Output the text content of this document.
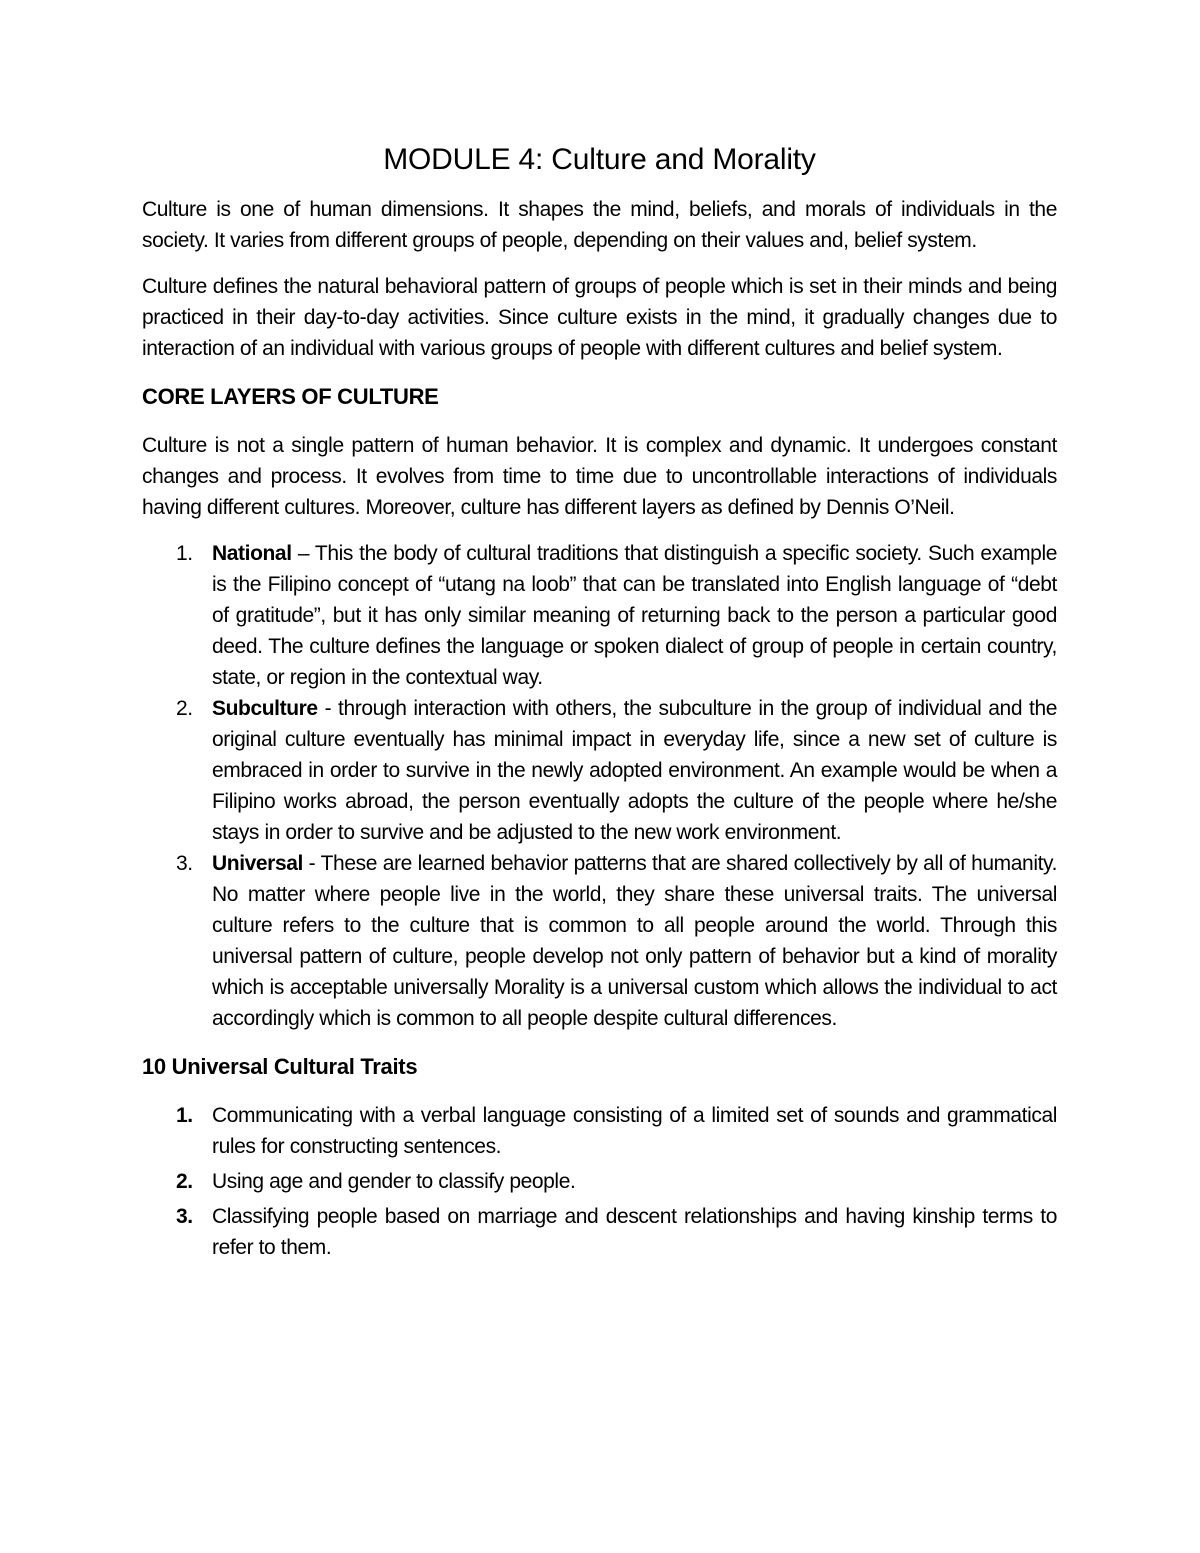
MODULE 4: Culture and Morality

Culture is one of human dimensions. It shapes the mind, beliefs, and morals of individuals in the society. It varies from different groups of people, depending on their values and, belief system.

Culture defines the natural behavioral pattern of groups of people which is set in their minds and being practiced in their day-to-day activities. Since culture exists in the mind, it gradually changes due to interaction of an individual with various groups of people with different cultures and belief system.

CORE LAYERS OF CULTURE

Culture is not a single pattern of human behavior. It is complex and dynamic. It undergoes constant changes and process. It evolves from time to time due to uncontrollable interactions of individuals having different cultures. Moreover, culture has different layers as defined by Dennis O’Neil.

1. National – This the body of cultural traditions that distinguish a specific society. Such example is the Filipino concept of “utang na loob” that can be translated into English language of “debt of gratitude”, but it has only similar meaning of returning back to the person a particular good deed. The culture defines the language or spoken dialect of group of people in certain country, state, or region in the contextual way.
2. Subculture - through interaction with others, the subculture in the group of individual and the original culture eventually has minimal impact in everyday life, since a new set of culture is embraced in order to survive in the newly adopted environment. An example would be when a Filipino works abroad, the person eventually adopts the culture of the people where he/she stays in order to survive and be adjusted to the new work environment.
3. Universal - These are learned behavior patterns that are shared collectively by all of humanity. No matter where people live in the world, they share these universal traits. The universal culture refers to the culture that is common to all people around the world. Through this universal pattern of culture, people develop not only pattern of behavior but a kind of morality which is acceptable universally Morality is a universal custom which allows the individual to act accordingly which is common to all people despite cultural differences.
10 Universal Cultural Traits
1. Communicating with a verbal language consisting of a limited set of sounds and grammatical rules for constructing sentences.
2. Using age and gender to classify people.
3. Classifying people based on marriage and descent relationships and having kinship terms to refer to them.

DIRECTION —
Say how many lines above hold the word "example", giving only the count.

PROBLEM SOLUTION —
2